[Layout element annotations]

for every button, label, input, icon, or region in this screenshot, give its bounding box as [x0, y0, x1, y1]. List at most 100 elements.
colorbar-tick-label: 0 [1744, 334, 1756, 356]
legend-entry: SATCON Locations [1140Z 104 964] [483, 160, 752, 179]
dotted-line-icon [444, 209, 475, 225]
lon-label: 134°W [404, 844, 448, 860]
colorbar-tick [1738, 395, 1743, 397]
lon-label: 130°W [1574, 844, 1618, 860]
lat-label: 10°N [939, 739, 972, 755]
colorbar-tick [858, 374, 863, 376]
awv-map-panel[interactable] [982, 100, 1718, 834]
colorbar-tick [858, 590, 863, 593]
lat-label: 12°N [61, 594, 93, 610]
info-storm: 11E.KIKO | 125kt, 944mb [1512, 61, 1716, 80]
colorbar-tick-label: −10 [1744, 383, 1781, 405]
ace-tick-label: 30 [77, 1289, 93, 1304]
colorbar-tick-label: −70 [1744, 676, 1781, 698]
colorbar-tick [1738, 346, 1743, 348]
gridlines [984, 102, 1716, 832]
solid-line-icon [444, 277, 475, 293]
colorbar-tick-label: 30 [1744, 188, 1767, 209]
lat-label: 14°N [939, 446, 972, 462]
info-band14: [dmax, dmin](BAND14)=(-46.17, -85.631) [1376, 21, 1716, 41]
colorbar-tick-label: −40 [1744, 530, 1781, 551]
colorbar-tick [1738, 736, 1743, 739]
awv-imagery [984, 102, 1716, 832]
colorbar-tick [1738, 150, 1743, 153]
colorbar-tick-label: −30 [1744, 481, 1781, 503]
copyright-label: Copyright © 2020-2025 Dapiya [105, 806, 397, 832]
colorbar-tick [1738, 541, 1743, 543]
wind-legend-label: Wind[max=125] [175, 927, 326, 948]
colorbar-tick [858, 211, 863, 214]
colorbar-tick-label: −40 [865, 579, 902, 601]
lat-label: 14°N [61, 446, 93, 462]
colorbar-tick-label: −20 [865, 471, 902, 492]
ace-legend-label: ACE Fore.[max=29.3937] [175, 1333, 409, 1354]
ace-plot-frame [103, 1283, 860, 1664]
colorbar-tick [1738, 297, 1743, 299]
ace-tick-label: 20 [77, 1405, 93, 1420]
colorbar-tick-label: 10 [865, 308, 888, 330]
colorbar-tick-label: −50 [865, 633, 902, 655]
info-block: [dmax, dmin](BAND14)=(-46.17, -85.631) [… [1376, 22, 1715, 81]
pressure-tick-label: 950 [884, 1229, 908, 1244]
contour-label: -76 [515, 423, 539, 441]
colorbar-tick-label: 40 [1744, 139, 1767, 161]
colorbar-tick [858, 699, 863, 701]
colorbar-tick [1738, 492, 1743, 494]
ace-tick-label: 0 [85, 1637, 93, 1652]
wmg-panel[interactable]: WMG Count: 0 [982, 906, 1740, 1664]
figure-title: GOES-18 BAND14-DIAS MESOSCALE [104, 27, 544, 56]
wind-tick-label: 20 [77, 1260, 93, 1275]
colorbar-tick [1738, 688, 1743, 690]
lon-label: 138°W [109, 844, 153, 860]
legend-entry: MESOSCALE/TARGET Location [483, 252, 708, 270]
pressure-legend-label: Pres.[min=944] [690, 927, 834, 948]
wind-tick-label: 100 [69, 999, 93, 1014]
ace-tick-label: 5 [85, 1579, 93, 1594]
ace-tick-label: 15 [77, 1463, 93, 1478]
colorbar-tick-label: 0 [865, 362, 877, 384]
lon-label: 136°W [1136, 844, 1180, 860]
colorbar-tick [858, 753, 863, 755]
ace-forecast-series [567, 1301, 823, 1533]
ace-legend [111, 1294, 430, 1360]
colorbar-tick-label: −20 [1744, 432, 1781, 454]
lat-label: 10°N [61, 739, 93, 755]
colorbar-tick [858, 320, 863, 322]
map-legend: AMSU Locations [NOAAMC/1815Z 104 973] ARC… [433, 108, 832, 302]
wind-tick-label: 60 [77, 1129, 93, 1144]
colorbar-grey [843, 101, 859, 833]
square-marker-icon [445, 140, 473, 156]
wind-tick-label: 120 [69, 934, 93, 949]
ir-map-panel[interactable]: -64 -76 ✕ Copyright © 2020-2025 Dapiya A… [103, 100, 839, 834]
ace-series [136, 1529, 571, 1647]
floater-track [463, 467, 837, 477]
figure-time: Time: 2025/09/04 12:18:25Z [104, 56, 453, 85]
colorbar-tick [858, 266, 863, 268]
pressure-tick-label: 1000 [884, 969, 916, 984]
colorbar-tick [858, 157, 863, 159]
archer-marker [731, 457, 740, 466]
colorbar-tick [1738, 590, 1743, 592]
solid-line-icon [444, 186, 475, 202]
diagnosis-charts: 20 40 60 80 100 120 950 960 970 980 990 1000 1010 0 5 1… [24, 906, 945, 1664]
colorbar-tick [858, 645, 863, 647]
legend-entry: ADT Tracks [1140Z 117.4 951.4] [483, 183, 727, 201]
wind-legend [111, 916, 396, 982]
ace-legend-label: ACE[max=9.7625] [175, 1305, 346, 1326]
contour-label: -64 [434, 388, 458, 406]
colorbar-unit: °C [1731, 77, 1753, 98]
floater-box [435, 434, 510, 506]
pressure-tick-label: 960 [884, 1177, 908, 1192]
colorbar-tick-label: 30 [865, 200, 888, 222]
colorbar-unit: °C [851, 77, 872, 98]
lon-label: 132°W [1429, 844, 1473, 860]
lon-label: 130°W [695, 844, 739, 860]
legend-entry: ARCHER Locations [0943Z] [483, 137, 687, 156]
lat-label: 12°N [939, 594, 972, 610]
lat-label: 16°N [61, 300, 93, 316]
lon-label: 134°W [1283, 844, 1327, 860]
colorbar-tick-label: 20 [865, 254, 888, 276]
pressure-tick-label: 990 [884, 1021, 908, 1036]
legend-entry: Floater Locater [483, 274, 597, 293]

_Task_: Convert the records above into a JSON list of strings, one string per line, skipping any blank lines.

_Answer for this exercise_:
[
  "for every button, label, input, icon, or region in this screenshot, give its bounding box as [x0, y0, x1, y1]. List at most 100 elements.",
  "colorbar-tick-label: 0 [1744, 334, 1756, 356]",
  "legend-entry: SATCON Locations [1140Z 104 964] [483, 160, 752, 179]",
  "dotted-line-icon [444, 209, 475, 225]",
  "lon-label: 134°W [404, 844, 448, 860]",
  "colorbar-tick [1738, 395, 1743, 397]",
  "lon-label: 130°W [1574, 844, 1618, 860]",
  "lat-label: 10°N [939, 739, 972, 755]",
  "colorbar-tick [858, 374, 863, 376]",
  "awv-map-panel[interactable] [982, 100, 1718, 834]",
  "colorbar-tick [858, 590, 863, 593]",
  "lat-label: 12°N [61, 594, 93, 610]",
  "info-storm: 11E.KIKO | 125kt, 944mb [1512, 61, 1716, 80]",
  "colorbar-tick-label: −10 [1744, 383, 1781, 405]",
  "ace-tick-label: 30 [77, 1289, 93, 1304]",
  "colorbar-tick-label: −70 [1744, 676, 1781, 698]",
  "colorbar-tick [1738, 346, 1743, 348]",
  "gridlines [984, 102, 1716, 832]",
  "solid-line-icon [444, 277, 475, 293]",
  "colorbar-tick-label: 30 [1744, 188, 1767, 209]",
  "lat-label: 14°N [939, 446, 972, 462]",
  "info-band14: [dmax, dmin](BAND14)=(-46.17, -85.631) [1376, 21, 1716, 41]",
  "colorbar-tick-label: −40 [1744, 530, 1781, 551]",
  "colorbar-tick [1738, 736, 1743, 739]",
  "awv-imagery [984, 102, 1716, 832]",
  "colorbar-tick [1738, 150, 1743, 153]",
  "colorbar-tick-label: −30 [1744, 481, 1781, 503]",
  "copyright-label: Copyright © 2020-2025 Dapiya [105, 806, 397, 832]",
  "colorbar-tick [1738, 541, 1743, 543]",
  "wind-legend-label: Wind[max=125] [175, 927, 326, 948]",
  "colorbar-tick [858, 211, 863, 214]",
  "colorbar-tick-label: −40 [865, 579, 902, 601]",
  "lat-label: 14°N [61, 446, 93, 462]",
  "colorbar-tick-label: −20 [865, 471, 902, 492]",
  "ace-legend-label: ACE Fore.[max=29.3937] [175, 1333, 409, 1354]",
  "ace-plot-frame [103, 1283, 860, 1664]",
  "colorbar-tick [1738, 297, 1743, 299]",
  "ace-tick-label: 20 [77, 1405, 93, 1420]",
  "colorbar-tick-label: 10 [865, 308, 888, 330]",
  "colorbar-tick-label: −50 [865, 633, 902, 655]",
  "info-block: [dmax, dmin](BAND14)=(-46.17, -85.631) [… [1376, 22, 1715, 81]",
  "pressure-tick-label: 950 [884, 1229, 908, 1244]",
  "contour-label: -76 [515, 423, 539, 441]",
  "colorbar-tick-label: 40 [1744, 139, 1767, 161]",
  "colorbar-tick [858, 699, 863, 701]",
  "colorbar-tick [1738, 492, 1743, 494]",
  "ace-tick-label: 0 [85, 1637, 93, 1652]",
  "wmg-panel[interactable]: WMG Count: 0 [982, 906, 1740, 1664]",
  "figure-title: GOES-18 BAND14-DIAS MESOSCALE [104, 27, 544, 56]",
  "wind-tick-label: 20 [77, 1260, 93, 1275]",
  "colorbar-tick [1738, 688, 1743, 690]",
  "lon-label: 138°W [109, 844, 153, 860]",
  "legend-entry: MESOSCALE/TARGET Location [483, 252, 708, 270]",
  "pressure-legend-label: Pres.[min=944] [690, 927, 834, 948]",
  "wind-tick-label: 100 [69, 999, 93, 1014]",
  "ace-tick-label: 5 [85, 1579, 93, 1594]",
  "ace-tick-label: 15 [77, 1463, 93, 1478]",
  "colorbar-tick-label: 0 [865, 362, 877, 384]",
  "lon-label: 136°W [1136, 844, 1180, 860]",
  "colorbar-tick [858, 753, 863, 755]",
  "ace-forecast-series [567, 1301, 823, 1533]",
  "ace-legend [111, 1294, 430, 1360]",
  "colorbar-tick-label: −20 [1744, 432, 1781, 454]",
  "lat-label: 10°N [61, 739, 93, 755]",
  "colorbar-tick [858, 320, 863, 322]",
  "map-legend: AMSU Locations [NOAAMC/1815Z 104 973] ARC… [433, 108, 832, 302]",
  "wind-tick-label: 60 [77, 1129, 93, 1144]",
  "colorbar-grey [843, 101, 859, 833]",
  "square-marker-icon [445, 140, 473, 156]",
  "wind-tick-label: 120 [69, 934, 93, 949]",
  "ir-map-panel[interactable]: -64 -76 ✕ Copyright © 2020-2025 Dapiya A… [103, 100, 839, 834]",
  "ace-series [136, 1529, 571, 1647]",
  "floater-track [463, 467, 837, 477]",
  "figure-time: Time: 2025/09/04 12:18:25Z [104, 56, 453, 85]",
  "colorbar-tick [858, 266, 863, 268]",
  "pressure-tick-label: 1000 [884, 969, 916, 984]",
  "colorbar-tick [858, 157, 863, 159]",
  "archer-marker [731, 457, 740, 466]",
  "colorbar-tick [1738, 590, 1743, 592]",
  "solid-line-icon [444, 186, 475, 202]",
  "diagnosis-charts: 20 40 60 80 100 120 950 960 970 980 990 1000 1010 0 5 1… [24, 906, 945, 1664]",
  "colorbar-tick [858, 645, 863, 647]",
  "legend-entry: ADT Tracks [1140Z 117.4 951.4] [483, 183, 727, 201]",
  "wind-legend [111, 916, 396, 982]",
  "ace-legend-label: ACE[max=9.7625] [175, 1305, 346, 1326]",
  "contour-label: -64 [434, 388, 458, 406]",
  "colorbar-unit: °C [1731, 77, 1753, 98]",
  "floater-box [435, 434, 510, 506]",
  "pressure-tick-label: 960 [884, 1177, 908, 1192]",
  "colorbar-tick-label: 30 [865, 200, 888, 222]",
  "colorbar-unit: °C [851, 77, 872, 98]",
  "lon-label: 132°W [1429, 844, 1473, 860]",
  "lon-label: 130°W [695, 844, 739, 860]",
  "legend-entry: ARCHER Locations [0943Z] [483, 137, 687, 156]",
  "lat-label: 12°N [939, 594, 972, 610]",
  "lat-label: 16°N [61, 300, 93, 316]",
  "lon-label: 134°W [1283, 844, 1327, 860]",
  "colorbar-tick-label: 20 [865, 254, 888, 276]",
  "pressure-tick-label: 990 [884, 1021, 908, 1036]",
  "legend-entry: Floater Locater [483, 274, 597, 293]"
]